### Exercise
Set out each line from the following listing that includes the word "人才的循环".

### Input for this task
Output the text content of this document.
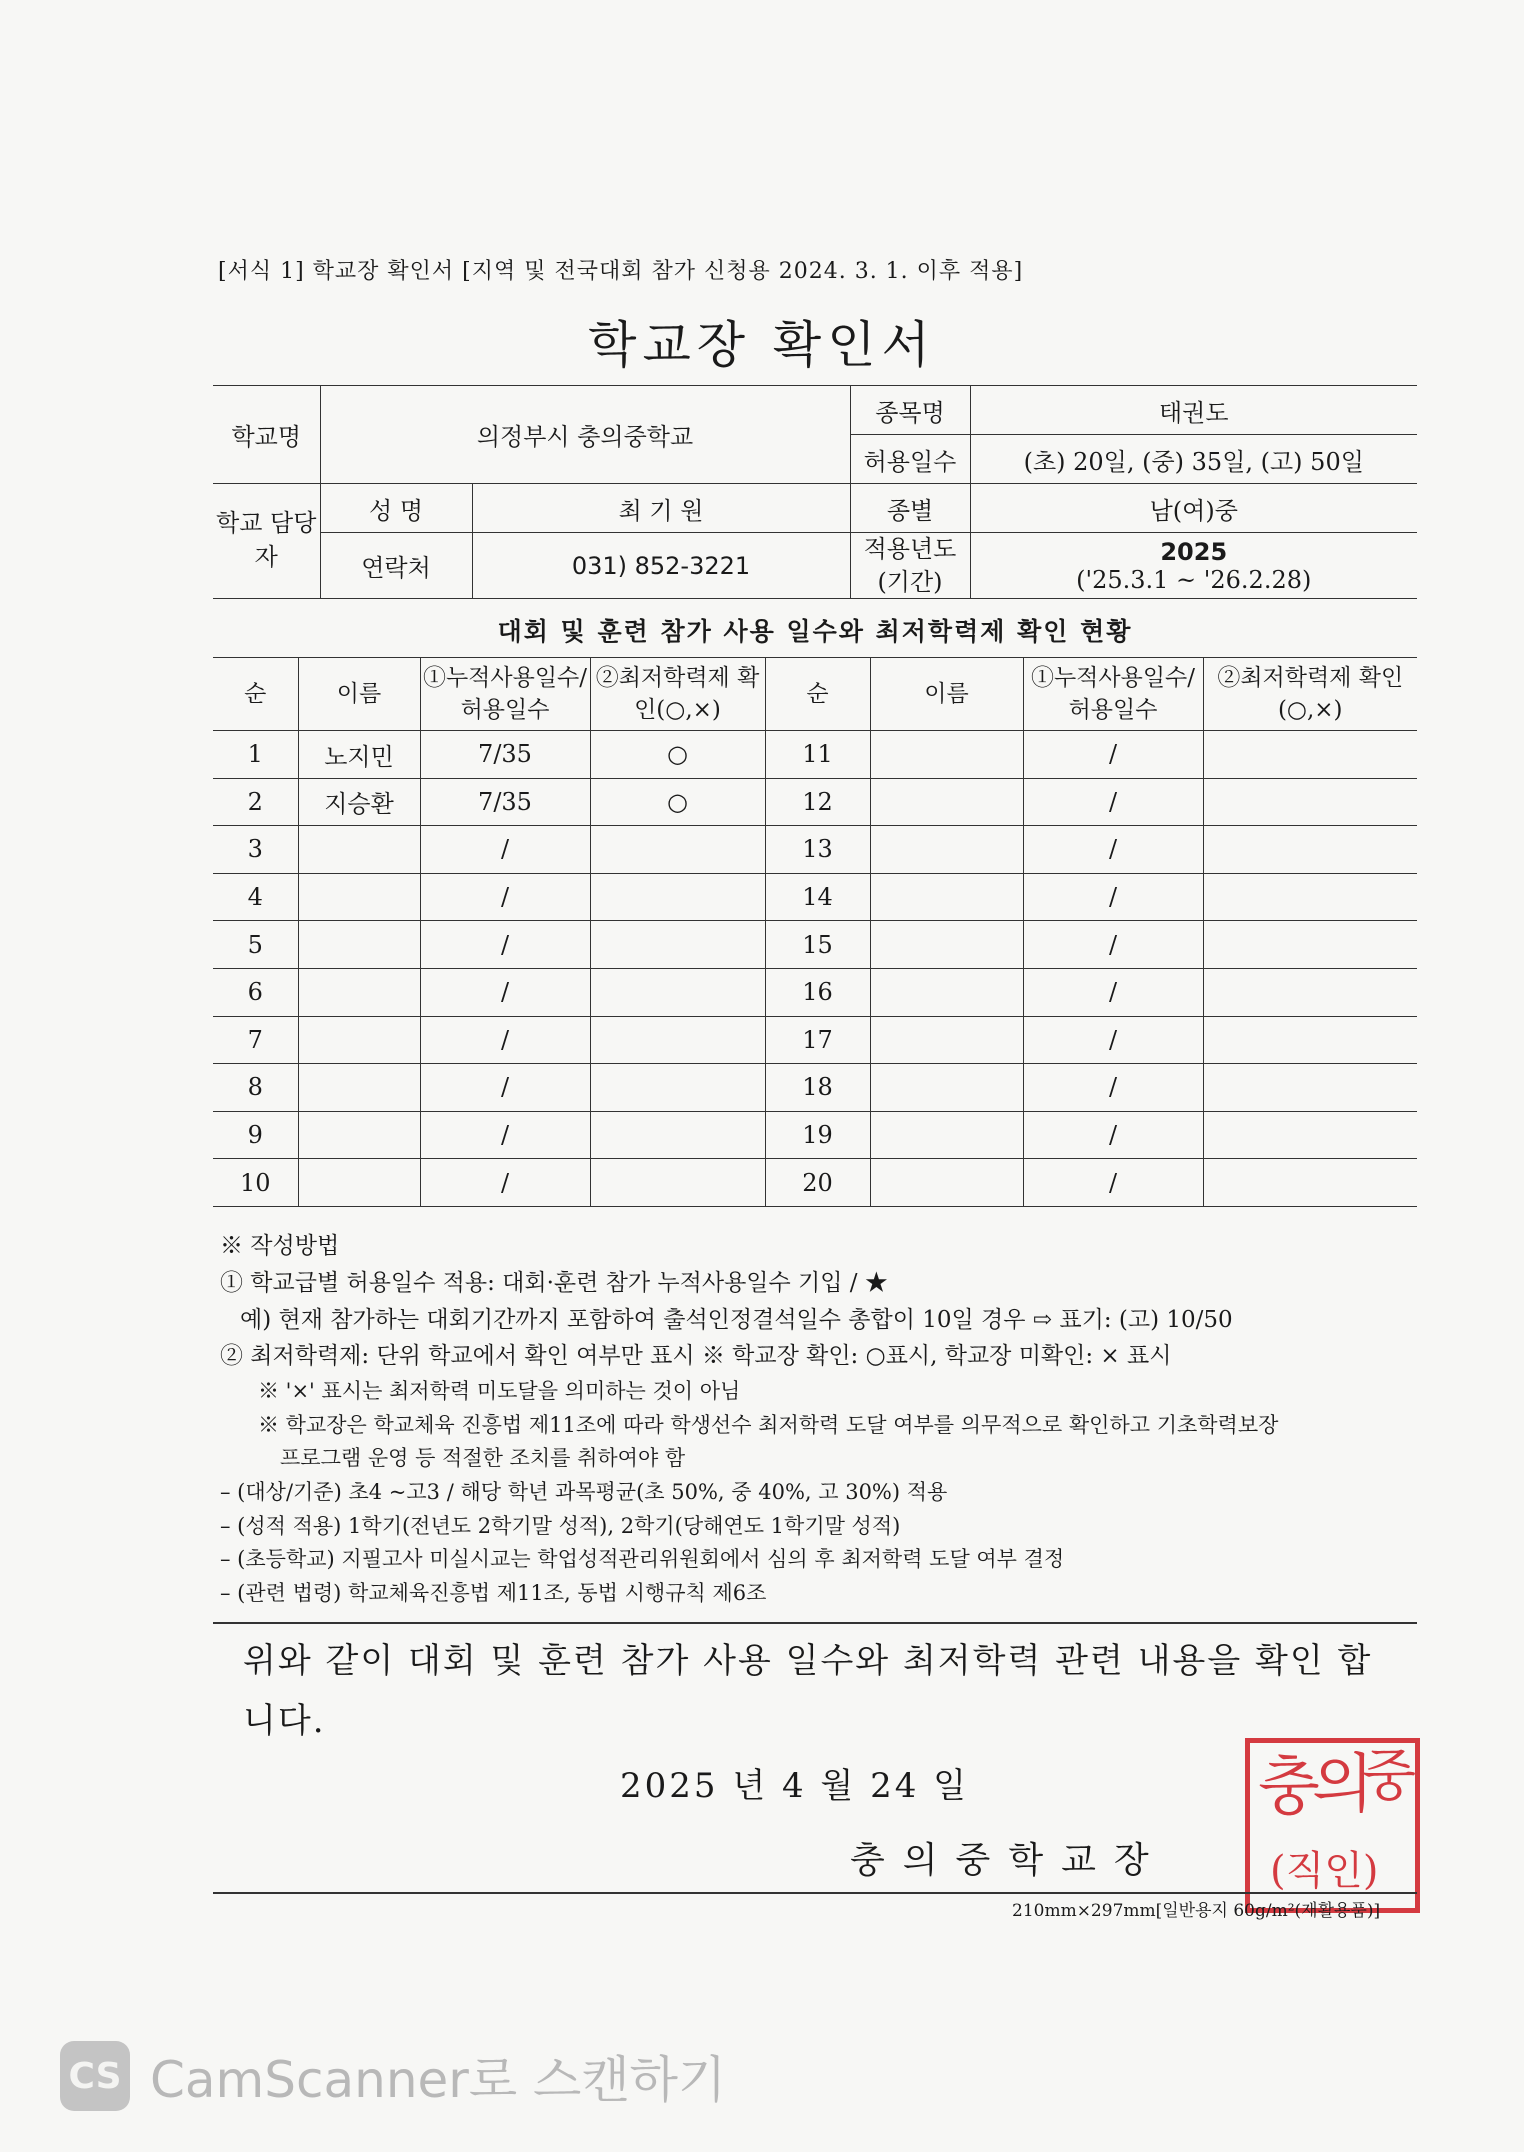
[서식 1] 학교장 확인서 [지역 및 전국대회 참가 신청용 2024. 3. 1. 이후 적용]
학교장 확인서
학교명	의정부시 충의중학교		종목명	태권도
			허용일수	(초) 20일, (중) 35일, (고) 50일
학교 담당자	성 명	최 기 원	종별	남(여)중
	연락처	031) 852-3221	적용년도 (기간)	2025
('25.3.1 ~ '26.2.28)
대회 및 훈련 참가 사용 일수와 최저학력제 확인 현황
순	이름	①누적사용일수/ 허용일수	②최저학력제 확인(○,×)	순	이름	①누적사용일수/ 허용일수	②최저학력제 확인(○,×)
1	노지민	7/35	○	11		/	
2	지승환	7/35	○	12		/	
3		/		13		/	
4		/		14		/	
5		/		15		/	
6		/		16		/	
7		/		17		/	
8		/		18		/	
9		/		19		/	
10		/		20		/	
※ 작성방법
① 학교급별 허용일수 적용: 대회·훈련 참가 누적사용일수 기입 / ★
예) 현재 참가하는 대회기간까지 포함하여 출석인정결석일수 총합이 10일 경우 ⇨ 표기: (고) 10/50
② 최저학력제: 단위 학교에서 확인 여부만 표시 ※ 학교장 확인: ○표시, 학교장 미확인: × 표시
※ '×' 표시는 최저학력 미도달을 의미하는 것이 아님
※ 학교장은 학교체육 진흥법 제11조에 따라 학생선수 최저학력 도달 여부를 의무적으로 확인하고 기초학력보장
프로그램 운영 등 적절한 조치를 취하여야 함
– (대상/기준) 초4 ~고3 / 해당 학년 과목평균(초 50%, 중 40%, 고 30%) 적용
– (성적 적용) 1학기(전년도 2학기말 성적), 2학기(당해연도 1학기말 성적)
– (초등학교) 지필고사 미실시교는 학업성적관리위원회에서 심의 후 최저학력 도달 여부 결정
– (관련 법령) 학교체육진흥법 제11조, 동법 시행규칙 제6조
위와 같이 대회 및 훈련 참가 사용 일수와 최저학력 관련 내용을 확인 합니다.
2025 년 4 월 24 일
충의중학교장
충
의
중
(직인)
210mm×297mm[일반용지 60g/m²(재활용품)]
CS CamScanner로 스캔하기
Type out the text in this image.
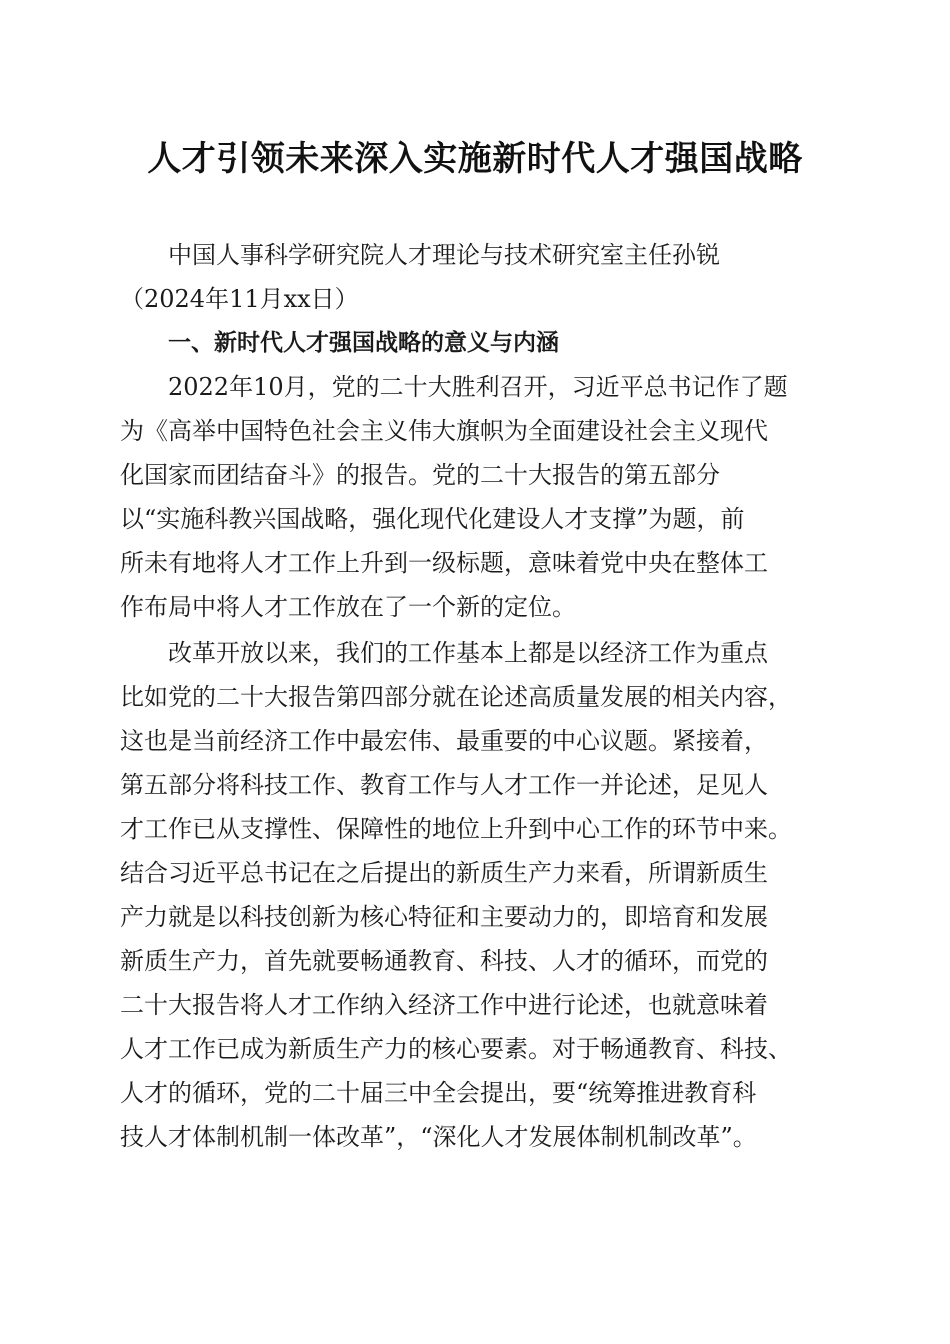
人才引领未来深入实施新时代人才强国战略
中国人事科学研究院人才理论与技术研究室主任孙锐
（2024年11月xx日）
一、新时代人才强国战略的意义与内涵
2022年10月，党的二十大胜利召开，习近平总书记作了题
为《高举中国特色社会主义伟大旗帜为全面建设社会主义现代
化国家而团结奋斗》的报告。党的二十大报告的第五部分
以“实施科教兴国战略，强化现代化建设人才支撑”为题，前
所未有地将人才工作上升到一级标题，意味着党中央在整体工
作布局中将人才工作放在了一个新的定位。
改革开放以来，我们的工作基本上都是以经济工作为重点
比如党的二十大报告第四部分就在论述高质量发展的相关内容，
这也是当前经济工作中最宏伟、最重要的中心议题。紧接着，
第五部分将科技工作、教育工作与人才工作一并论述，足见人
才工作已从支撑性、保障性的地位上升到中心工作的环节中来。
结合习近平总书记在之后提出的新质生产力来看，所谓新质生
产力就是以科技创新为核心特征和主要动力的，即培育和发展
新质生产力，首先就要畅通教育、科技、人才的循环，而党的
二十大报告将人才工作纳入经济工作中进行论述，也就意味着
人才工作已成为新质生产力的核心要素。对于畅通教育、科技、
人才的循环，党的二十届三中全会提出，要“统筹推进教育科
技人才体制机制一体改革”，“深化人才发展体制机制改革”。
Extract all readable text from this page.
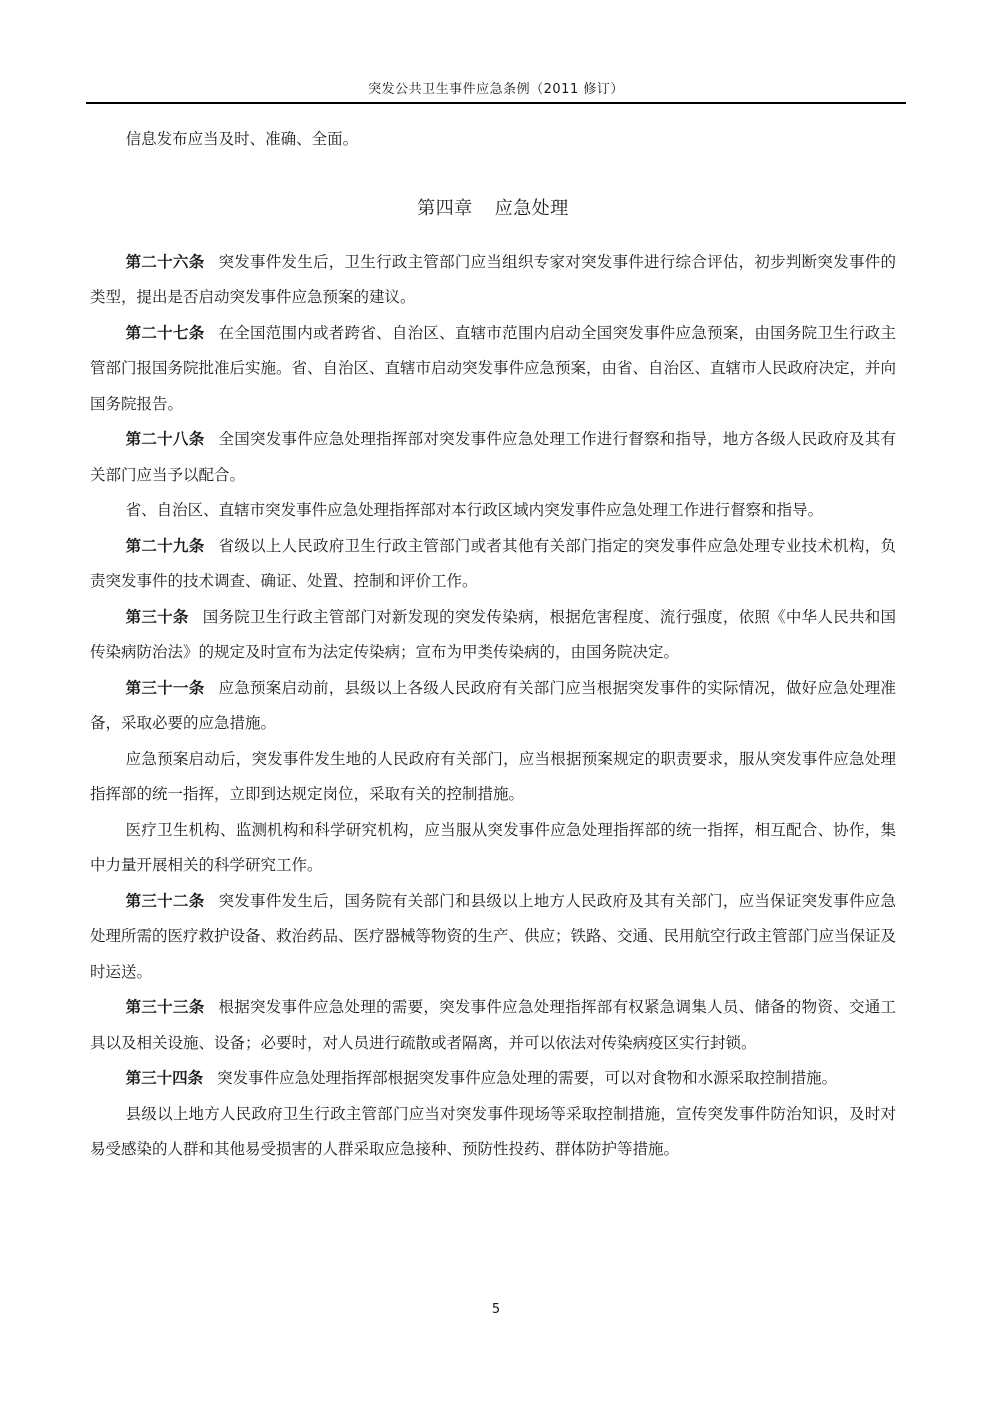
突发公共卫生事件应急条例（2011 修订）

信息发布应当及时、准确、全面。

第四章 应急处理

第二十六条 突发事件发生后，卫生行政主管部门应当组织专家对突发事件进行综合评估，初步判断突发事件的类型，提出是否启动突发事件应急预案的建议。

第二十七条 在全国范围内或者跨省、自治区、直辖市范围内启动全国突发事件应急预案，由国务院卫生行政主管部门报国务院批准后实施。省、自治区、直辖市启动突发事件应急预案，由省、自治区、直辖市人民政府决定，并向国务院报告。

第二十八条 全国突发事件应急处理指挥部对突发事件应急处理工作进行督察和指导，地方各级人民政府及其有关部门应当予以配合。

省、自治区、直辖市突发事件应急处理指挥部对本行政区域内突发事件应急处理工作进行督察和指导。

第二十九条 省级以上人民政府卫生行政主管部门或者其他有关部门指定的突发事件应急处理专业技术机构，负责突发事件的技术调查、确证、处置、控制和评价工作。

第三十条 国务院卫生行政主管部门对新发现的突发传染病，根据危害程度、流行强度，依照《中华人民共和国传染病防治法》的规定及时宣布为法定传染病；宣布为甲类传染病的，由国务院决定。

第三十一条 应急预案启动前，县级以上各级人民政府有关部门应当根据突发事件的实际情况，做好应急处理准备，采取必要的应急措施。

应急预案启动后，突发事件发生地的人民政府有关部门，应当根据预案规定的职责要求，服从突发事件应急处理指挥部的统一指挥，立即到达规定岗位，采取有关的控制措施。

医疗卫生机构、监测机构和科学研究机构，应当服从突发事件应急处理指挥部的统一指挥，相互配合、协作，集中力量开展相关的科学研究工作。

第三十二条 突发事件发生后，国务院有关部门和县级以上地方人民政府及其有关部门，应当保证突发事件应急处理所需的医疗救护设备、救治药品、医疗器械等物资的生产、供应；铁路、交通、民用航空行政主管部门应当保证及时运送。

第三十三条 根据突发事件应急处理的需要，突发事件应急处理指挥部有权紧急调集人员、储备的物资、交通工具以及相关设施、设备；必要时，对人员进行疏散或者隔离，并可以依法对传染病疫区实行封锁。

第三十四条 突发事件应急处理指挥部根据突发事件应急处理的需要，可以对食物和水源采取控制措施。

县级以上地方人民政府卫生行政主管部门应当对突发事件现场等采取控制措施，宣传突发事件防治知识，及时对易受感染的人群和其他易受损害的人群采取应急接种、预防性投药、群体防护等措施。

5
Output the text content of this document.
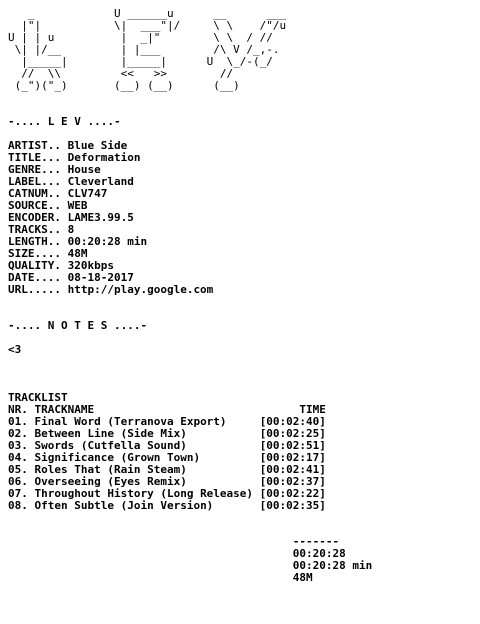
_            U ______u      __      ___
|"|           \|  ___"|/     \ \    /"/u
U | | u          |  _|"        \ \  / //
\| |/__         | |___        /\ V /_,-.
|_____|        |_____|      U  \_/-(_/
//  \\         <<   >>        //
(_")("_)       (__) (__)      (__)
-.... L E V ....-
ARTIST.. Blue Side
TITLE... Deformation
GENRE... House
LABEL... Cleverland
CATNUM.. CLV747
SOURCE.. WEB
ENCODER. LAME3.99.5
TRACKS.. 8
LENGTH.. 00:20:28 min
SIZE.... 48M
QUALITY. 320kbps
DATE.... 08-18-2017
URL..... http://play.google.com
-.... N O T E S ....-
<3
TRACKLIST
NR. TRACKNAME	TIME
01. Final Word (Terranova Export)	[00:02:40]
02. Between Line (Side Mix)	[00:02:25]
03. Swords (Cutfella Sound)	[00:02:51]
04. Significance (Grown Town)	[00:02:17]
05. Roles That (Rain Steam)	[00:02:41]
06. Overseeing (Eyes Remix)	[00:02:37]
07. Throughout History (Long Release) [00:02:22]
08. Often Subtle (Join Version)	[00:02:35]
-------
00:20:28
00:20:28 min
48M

### Worked solution
新质生产力，首先就要畅通教育、科技、人才的循环，而党的
人才的循环，党的二十届三中全会提出，要“统筹推进教育科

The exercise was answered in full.